--- Start of Material supplied ---

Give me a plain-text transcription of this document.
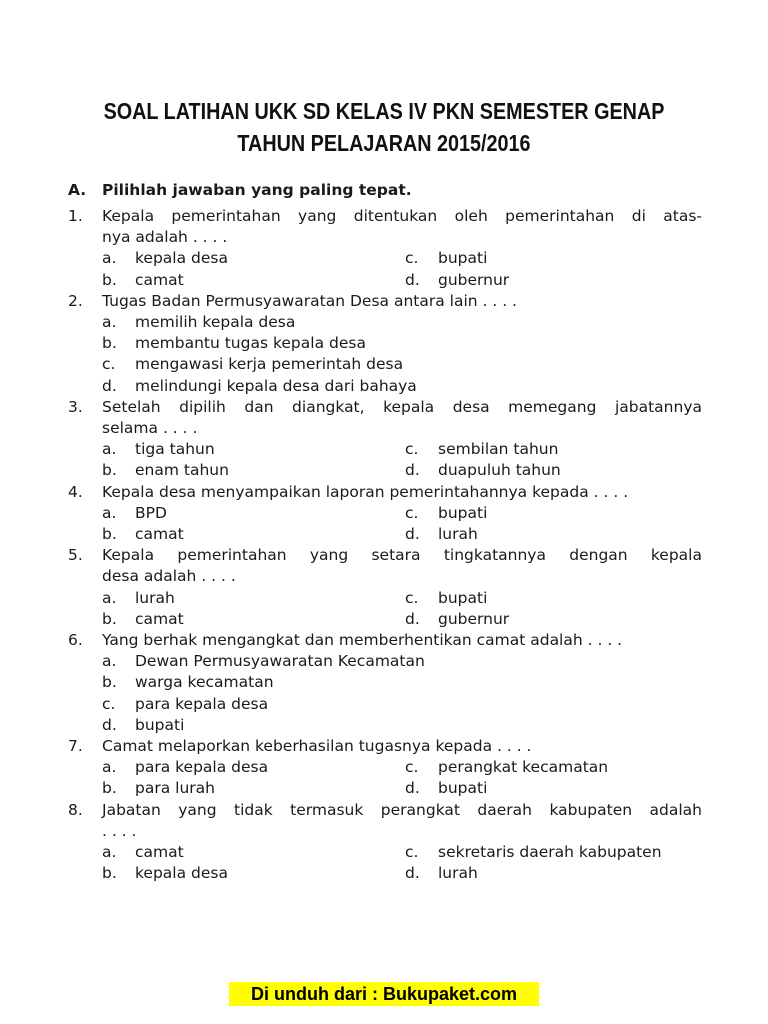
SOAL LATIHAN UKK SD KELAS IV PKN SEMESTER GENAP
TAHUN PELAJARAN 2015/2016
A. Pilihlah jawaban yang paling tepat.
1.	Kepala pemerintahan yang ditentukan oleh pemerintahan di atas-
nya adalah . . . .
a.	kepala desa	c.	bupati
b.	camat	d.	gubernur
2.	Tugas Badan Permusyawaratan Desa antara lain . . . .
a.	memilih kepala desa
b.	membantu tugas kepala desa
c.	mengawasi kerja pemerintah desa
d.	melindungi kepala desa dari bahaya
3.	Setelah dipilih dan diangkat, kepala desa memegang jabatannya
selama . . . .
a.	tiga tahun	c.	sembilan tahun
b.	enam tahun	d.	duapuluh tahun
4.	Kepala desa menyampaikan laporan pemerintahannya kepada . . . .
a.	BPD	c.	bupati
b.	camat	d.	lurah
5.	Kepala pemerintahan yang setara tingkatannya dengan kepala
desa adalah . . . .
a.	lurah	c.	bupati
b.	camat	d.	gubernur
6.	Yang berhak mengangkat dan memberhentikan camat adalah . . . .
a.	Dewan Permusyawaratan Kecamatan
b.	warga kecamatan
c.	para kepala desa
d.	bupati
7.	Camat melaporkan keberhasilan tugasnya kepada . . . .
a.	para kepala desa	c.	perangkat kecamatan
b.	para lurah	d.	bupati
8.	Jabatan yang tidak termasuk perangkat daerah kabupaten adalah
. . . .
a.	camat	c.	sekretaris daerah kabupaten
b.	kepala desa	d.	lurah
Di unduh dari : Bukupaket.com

--- End of Material supplied ---

Compute the number of lines above that contain the string "lurah". Reply with that value only.

4